- _Text_:
------------------------

# Ideen für ein Logo



## Lukas (15. Juni 2004)

Guten Tag,

ich brauche bitte eure Hilfe. Ich möchte ein Logo für "nordbyte" erstellen. Es soll eine Seite für einen Freund werden, der Programmiert. In dem Name ist ja nord ( steht für norden ) und byte vorhanden. Mir fällt aber nichts gutes ein, um ein gutes und profesionelles Logo zu erstellen, mit dem man gut diesen Namen optisch zur Geltung bringt.

Für Hilfe bin ich sehr dankbar.

Liege Grüße

Lukas


----------



## Martin Schaefer (15. Juni 2004)

Lukas,

neben der Tatsache, dass vielleicht erstmal eine grobe Richtung in deinem eigenen
Lockenköpfchen entwickelt werden sollte, kann ich dir leider nur sagen, dass es
tatsächlich enorm schwer für uns ist, zu wissen, was genau Nordbyte sein soll.

Stellen die basicprogrammierte Vanilleeisverpackungsmaschinen her?
Oder produzieren die Spazierstockkilometerzähler mit LCD-Display und GPS-Ortung?

Also du siehst, etwas Input schon bei deinen eigenen Gedanken wäre sicher hilfreich.
Erwarte bitte hier kein kostenloses Logo, das dir die eigene Arbeit abnimmt. 

Gruß
Martin


----------



## Lukas (15. Juni 2004)

Nun ja, das letzte was ich hier erwarte, ist ein kostenloses Logo. Ich möchte eientlich nur Ideen für  z.b. Elemente, die ich ins Logo einbringen könnte. Das logo soll für Neue Medien stehen.

Ps. Ich möchte ja nur Denkanstöße. Das ich das Logo selber machen muss und will, ist klar.

Gruß

Lukas


----------



## Pardon_Me (15. Juni 2004)

------------------------

- _Zu bearbeitende Datensätze_:
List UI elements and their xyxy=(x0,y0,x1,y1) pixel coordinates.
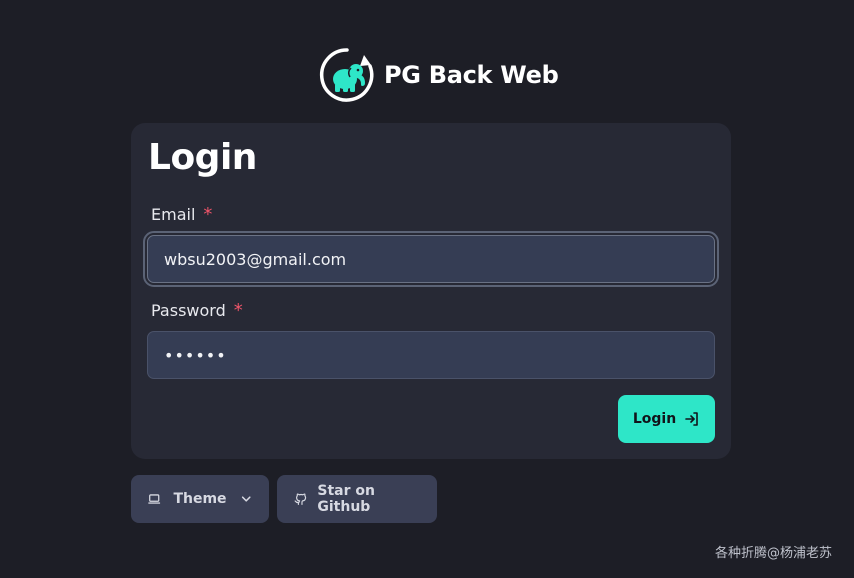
email-label: Email * xyxy=(151,205,212,224)
page-title: Login xyxy=(148,137,257,178)
brand-header: PG Back Web xyxy=(318,46,559,104)
elephant-refresh-icon xyxy=(319,48,374,102)
password-field[interactable]: •••••• xyxy=(147,331,715,379)
login-card: Login Email * wbsu2003@gmail.com Passwor… xyxy=(131,123,731,459)
github-icon xyxy=(294,493,307,505)
theme-button-label: Theme xyxy=(173,491,227,507)
login-button-label: Login xyxy=(632,411,677,427)
required-mark: * xyxy=(233,299,243,321)
password-field-value: •••••• xyxy=(164,345,227,365)
theme-button[interactable]: Theme xyxy=(131,475,269,523)
watermark-text: 各种折腾@杨浦老苏 xyxy=(714,546,832,561)
email-field[interactable]: wbsu2003@gmail.com xyxy=(143,231,719,287)
email-field-value: wbsu2003@gmail.com xyxy=(164,249,347,269)
chevron-down-icon xyxy=(241,496,251,502)
required-mark: * xyxy=(203,203,213,225)
login-arrow-icon xyxy=(685,412,698,426)
brand-name: PG Back Web xyxy=(384,61,559,89)
star-on-github-button[interactable]: Star on Github xyxy=(277,475,437,523)
password-label-text: Password xyxy=(151,301,226,320)
login-button[interactable]: Login xyxy=(618,395,715,443)
email-label-text: Email xyxy=(151,205,196,224)
password-label: Password * xyxy=(151,301,243,320)
laptop-icon xyxy=(148,494,161,504)
star-on-github-label: Star on Github xyxy=(317,483,375,515)
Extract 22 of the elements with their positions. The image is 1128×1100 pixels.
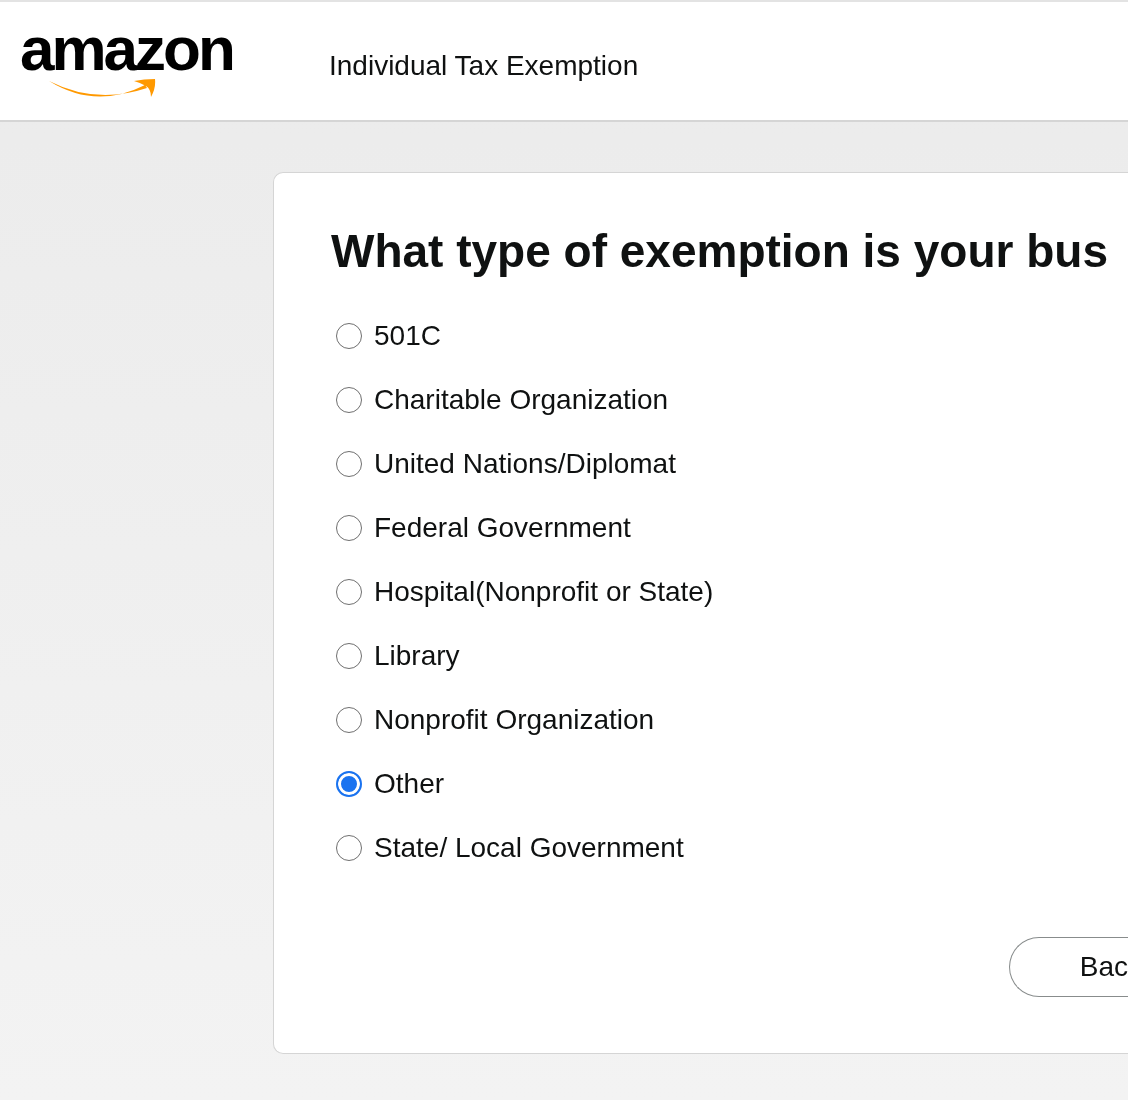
radio-button[interactable] <box>336 387 362 413</box>
option-label[interactable]: Charitable Organization <box>374 383 669 417</box>
option-label[interactable]: 501C <box>374 319 441 353</box>
option-label[interactable]: Federal Government <box>374 511 631 545</box>
option-label[interactable]: Hospital(Nonprofit or State) <box>374 575 714 609</box>
radio-button[interactable] <box>336 643 362 669</box>
back-button[interactable]: Bac <box>1008 937 1128 997</box>
radio-button[interactable] <box>336 451 362 477</box>
radio-button[interactable] <box>336 835 362 861</box>
option-label[interactable]: Nonprofit Organization <box>374 703 655 737</box>
option-label[interactable]: Library <box>374 639 460 673</box>
radio-button[interactable] <box>336 323 362 349</box>
radio-button[interactable] <box>336 707 362 733</box>
page-title: Individual Tax Exemption <box>329 50 639 82</box>
option-label[interactable]: State/ Local Government <box>374 831 684 865</box>
radio-button[interactable] <box>336 515 362 541</box>
question-heading: What type of exemption is your bus <box>331 224 1108 278</box>
radio-button[interactable] <box>336 771 362 797</box>
option-label[interactable]: United Nations/Diplomat <box>374 447 676 481</box>
radio-button[interactable] <box>336 579 362 605</box>
logo-wordmark[interactable]: amazon <box>20 24 233 74</box>
option-label[interactable]: Other <box>374 767 445 801</box>
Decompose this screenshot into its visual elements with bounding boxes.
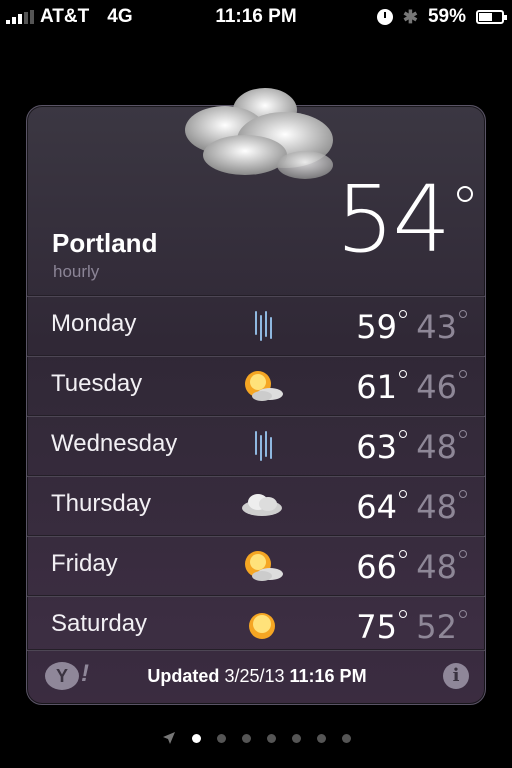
page-dot[interactable] <box>341 733 351 743</box>
high-temp: 61 <box>356 368 397 406</box>
forecast-day: Monday <box>51 310 137 337</box>
forecast-row: Monday 59 43 <box>27 295 485 355</box>
current-temperature: 54 <box>335 166 451 273</box>
degree-symbol <box>459 550 467 558</box>
low-temp: 52 <box>416 608 457 646</box>
forecast-day: Saturday <box>51 610 148 637</box>
page-dot[interactable] <box>191 733 201 743</box>
partly-sunny-icon <box>245 551 283 581</box>
alarm-clock-icon <box>376 9 393 25</box>
degree-symbol <box>457 186 473 202</box>
rain-icon <box>255 311 272 341</box>
page-dot[interactable] <box>291 733 301 743</box>
rain-icon <box>255 431 272 461</box>
page-dot[interactable] <box>216 733 226 743</box>
updated-text: Updated 3/25/13 11:16 PM <box>147 666 367 686</box>
partly-sunny-icon <box>245 371 283 401</box>
degree-symbol <box>399 490 407 498</box>
degree-symbol <box>399 610 407 618</box>
cloud-icon <box>242 494 282 516</box>
city-name: Portland <box>52 228 158 258</box>
low-temp: 48 <box>416 488 457 526</box>
cloud-icon <box>185 88 333 179</box>
forecast-row: Thursday 64 48 <box>27 475 485 535</box>
forecast-row: Saturday 75 52 <box>27 595 485 655</box>
page-dot[interactable] <box>316 733 326 743</box>
forecast-day: Wednesday <box>51 430 178 457</box>
status-bar: AT&T 4G 11:16 PM ✱ 59% <box>0 0 512 34</box>
high-temp: 64 <box>356 488 397 526</box>
forecast-day: Friday <box>51 550 118 577</box>
high-temp: 63 <box>356 428 397 466</box>
high-temp: 75 <box>356 608 397 646</box>
status-right: ✱ 59% <box>376 6 507 28</box>
degree-symbol <box>459 430 467 438</box>
degree-symbol <box>399 550 407 558</box>
forecast-mode[interactable]: hourly <box>53 262 99 282</box>
forecast-row: Tuesday 61 46 <box>27 355 485 415</box>
card-footer: Y ! Updated 3/25/13 11:16 PM i <box>27 649 485 704</box>
forecast-row: Wednesday 63 48 <box>27 415 485 475</box>
low-temp: 48 <box>416 548 457 586</box>
info-icon[interactable]: i <box>443 663 469 689</box>
battery-icon <box>476 10 507 24</box>
bluetooth-icon: ✱ <box>402 6 418 27</box>
battery-percent: 59% <box>427 6 466 27</box>
low-temp: 46 <box>416 368 457 406</box>
degree-symbol <box>459 610 467 618</box>
high-temp: 59 <box>356 308 397 346</box>
sunny-icon <box>249 613 275 639</box>
degree-symbol <box>399 310 407 318</box>
degree-symbol <box>399 430 407 438</box>
low-temp: 48 <box>416 428 457 466</box>
low-temp: 43 <box>416 308 457 346</box>
weather-card[interactable]: Portland hourly 54 Monday 59 43 Tuesday … <box>26 105 486 705</box>
degree-symbol <box>459 310 467 318</box>
page-indicator[interactable] <box>0 731 512 745</box>
degree-symbol <box>459 490 467 498</box>
high-temp: 66 <box>356 548 397 586</box>
forecast-day: Tuesday <box>51 370 143 397</box>
forecast-day: Thursday <box>51 490 152 517</box>
forecast-list: Monday 59 43 Tuesday 61 46 Wednesday 63 … <box>27 295 485 655</box>
page-dot[interactable] <box>266 733 276 743</box>
location-arrow-icon[interactable] <box>162 731 176 745</box>
page-dot[interactable] <box>241 733 251 743</box>
forecast-row: Friday 66 48 <box>27 535 485 595</box>
degree-symbol <box>399 370 407 378</box>
degree-symbol <box>459 370 467 378</box>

------------------------

- _Ziele_:
(a) Kannst du die Datensätze bearbeiten und sie erneut ausgeben, beginnend mit ihrer ersten Zeile und endend nach der Zeile mit "Extract 22 of", wobei "Star on Github" durch "Follow on Github" ersetzt wird und alles andere unverändert bleibt? Lass die Bilder in der Antwort weg.
(b) Kannst du den Forumsthread über Logoideen an der Stelle weiterführen, an der er aufhört?
Der Forumsthread und die Datensätze haben nichts miteinander zu tun.

- _Als Antwort_:
(a)
List UI elements and their xyxy=(x0,y0,x1,y1) pixel coordinates.
email-label: Email * xyxy=(151,205,212,224)
page-title: Login xyxy=(148,137,257,178)
brand-header: PG Back Web xyxy=(318,46,559,104)
elephant-refresh-icon xyxy=(319,48,374,102)
password-field[interactable]: •••••• xyxy=(147,331,715,379)
login-card: Login Email * wbsu2003@gmail.com Passwor… xyxy=(131,123,731,459)
github-icon xyxy=(294,493,307,505)
theme-button-label: Theme xyxy=(173,491,227,507)
login-button-label: Login xyxy=(632,411,677,427)
required-mark: * xyxy=(233,299,243,321)
password-field-value: •••••• xyxy=(164,345,227,365)
theme-button[interactable]: Theme xyxy=(131,475,269,523)
watermark-text: 各种折腾@杨浦老苏 xyxy=(714,546,832,561)
email-field[interactable]: wbsu2003@gmail.com xyxy=(143,231,719,287)
email-field-value: wbsu2003@gmail.com xyxy=(164,249,347,269)
chevron-down-icon xyxy=(241,496,251,502)
required-mark: * xyxy=(203,203,213,225)
login-arrow-icon xyxy=(685,412,698,426)
brand-name: PG Back Web xyxy=(384,61,559,89)
star-on-github-button[interactable]: Follow on Github xyxy=(277,475,437,523)
password-label-text: Password xyxy=(151,301,226,320)
login-button[interactable]: Login xyxy=(618,395,715,443)
email-label-text: Email xyxy=(151,205,196,224)
password-label: Password * xyxy=(151,301,243,320)
laptop-icon xyxy=(148,494,161,504)
star-on-github-label: Follow on Github xyxy=(317,483,375,515)
Extract 22 of the elements with their positions. The image is 1128×1100 pixels.

(b)
Dann wär noch gut zu wissen:
soll es was für einen Banner oder sowas werden, sprich, kann es auch was aufwendigeres sein, oder soll es ein Firmenlogo (für Briefköpfe, etc.) werden, dass dann natürlich ehre einfacher, aber prägnant sein soll?


----------



## Lukas (15. Juni 2004)

Ja, Firmenlogo, muss nicht ganz simple ausfallen, aber auch nicht zu ausgefallen sein.


----------



## Pardon_Me (15. Juni 2004)

Hmm...keine Ahnung, ob dir das zusagt, aber was mir spontan dazu einfällt wäre, die Schirft in Form von Kabeln zu machen...so wie ein Kabelstrang oder irgendsowas in der Art...
Ich hoffe du kannst dir darunter was vorstellen...


----------



## fluessig (15. Juni 2004)

Mir fällt eine Windrose ein, mit Betonung auf Norden (wunder was!).
Vielleicht perspektivisch verzerrt, so als ob sie auf einer Walze liegen würde.


----------



## itseit (22. Juni 2004)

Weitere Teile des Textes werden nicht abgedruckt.